(WORKING DATA):
+++

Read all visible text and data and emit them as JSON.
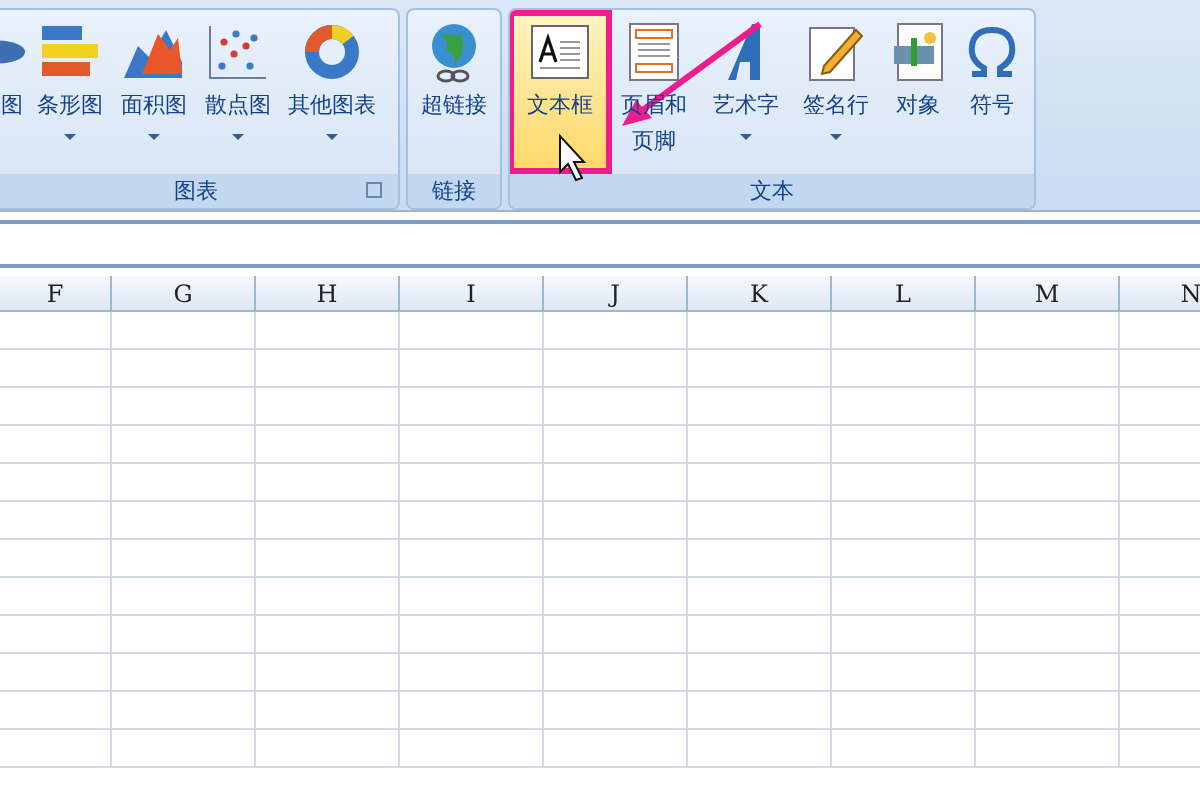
{
  "ribbon": {
    "groups": [
      {
        "label": "图表",
        "launcher": true,
        "buttons": [
          {
            "kind": "pie",
            "lines": [
              "图"
            ],
            "dropdown": false,
            "selected": false
          },
          {
            "kind": "bar",
            "lines": [
              "条形图"
            ],
            "dropdown": true,
            "selected": false
          },
          {
            "kind": "area",
            "lines": [
              "面积图"
            ],
            "dropdown": true,
            "selected": false
          },
          {
            "kind": "scatter",
            "lines": [
              "散点图"
            ],
            "dropdown": true,
            "selected": false
          },
          {
            "kind": "donut",
            "lines": [
              "其他图表"
            ],
            "dropdown": true,
            "selected": false
          }
        ]
      },
      {
        "label": "链接",
        "launcher": false,
        "buttons": [
          {
            "kind": "globe",
            "lines": [
              "超链接"
            ],
            "dropdown": false,
            "selected": false
          }
        ]
      },
      {
        "label": "文本",
        "launcher": false,
        "buttons": [
          {
            "kind": "textbox",
            "lines": [
              "文本框"
            ],
            "dropdown": false,
            "selected": true
          },
          {
            "kind": "header",
            "lines": [
              "页眉和",
              "页脚"
            ],
            "dropdown": false,
            "selected": false
          },
          {
            "kind": "wordart",
            "lines": [
              "艺术字"
            ],
            "dropdown": true,
            "selected": false
          },
          {
            "kind": "signature",
            "lines": [
              "签名行"
            ],
            "dropdown": true,
            "selected": false
          },
          {
            "kind": "object",
            "lines": [
              "对象"
            ],
            "dropdown": false,
            "selected": false
          },
          {
            "kind": "symbol",
            "lines": [
              "符号"
            ],
            "dropdown": false,
            "selected": false
          }
        ]
      }
    ]
  },
  "sheet": {
    "columns": [
      "F",
      "G",
      "H",
      "I",
      "J",
      "K",
      "L",
      "M",
      "N"
    ]
  }
}
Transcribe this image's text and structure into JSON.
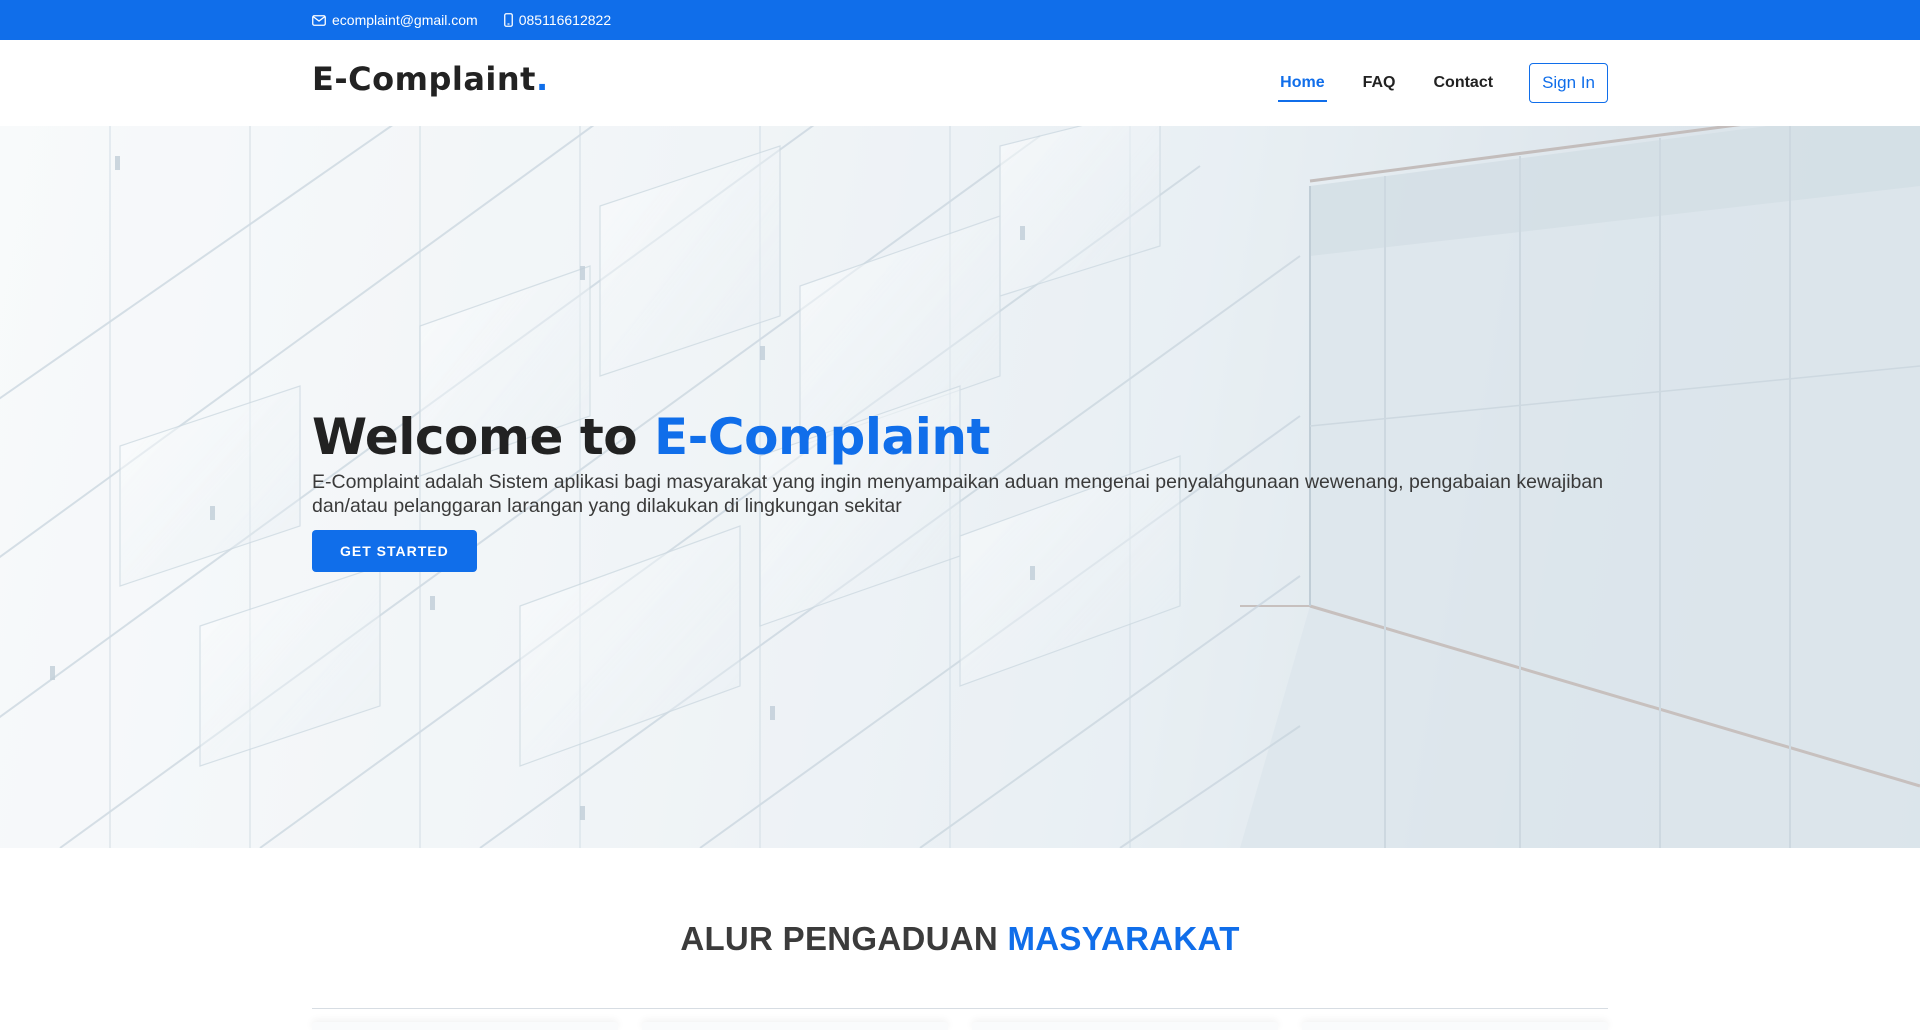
{
  "topbar": {
    "email": "ecomplaint@gmail.com",
    "phone": "085116612822",
    "email_icon": "envelope-icon",
    "phone_icon": "phone-icon"
  },
  "header": {
    "logo_text": "E-Complaint",
    "logo_dot": ".",
    "nav": [
      {
        "label": "Home",
        "active": true
      },
      {
        "label": "FAQ",
        "active": false
      },
      {
        "label": "Contact",
        "active": false
      }
    ],
    "signin_label": "Sign In"
  },
  "hero": {
    "title_prefix": "Welcome to",
    "title_accent": "E-Complaint",
    "description": "E-Complaint adalah Sistem aplikasi bagi masyarakat yang ingin menyampaikan aduan mengenai penyalahgunaan wewenang, pengabaian kewajiban dan/atau pelanggaran larangan yang dilakukan di lingkungan sekitar",
    "cta_label": "GET STARTED"
  },
  "section": {
    "title_prefix": "ALUR PENGADUAN",
    "title_accent": "MASYARAKAT"
  },
  "colors": {
    "primary": "#106eea",
    "text_dark": "#222222"
  }
}
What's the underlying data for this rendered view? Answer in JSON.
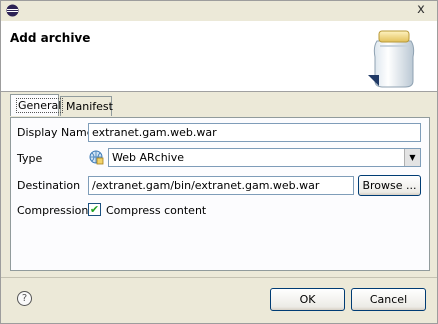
{
  "dialog": {
    "title": "Add archive",
    "close_glyph": "x"
  },
  "tabs": [
    {
      "label": "General",
      "active": true
    },
    {
      "label": "Manifest",
      "active": false
    }
  ],
  "form": {
    "display_name_label": "Display Name",
    "display_name_value": "extranet.gam.web.war",
    "type_label": "Type",
    "type_value": "Web ARchive",
    "destination_label": "Destination",
    "destination_value": "/extranet.gam/bin/extranet.gam.web.war",
    "browse_label": "Browse ...",
    "compression_label": "Compression",
    "compress_checkbox_label": "Compress content",
    "compress_checked": true,
    "check_glyph": "✔"
  },
  "footer": {
    "help_glyph": "?",
    "ok_label": "OK",
    "cancel_label": "Cancel"
  },
  "icons": {
    "app": "eclipse-icon",
    "banner": "jar-icon",
    "type": "web-archive-icon",
    "help": "help-icon"
  }
}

+++

(EXERCISE DETAILS): Say how many lines of the data include the string "kind". Nothing other than the number should be given.

(EXERCISE RESPONSE): 12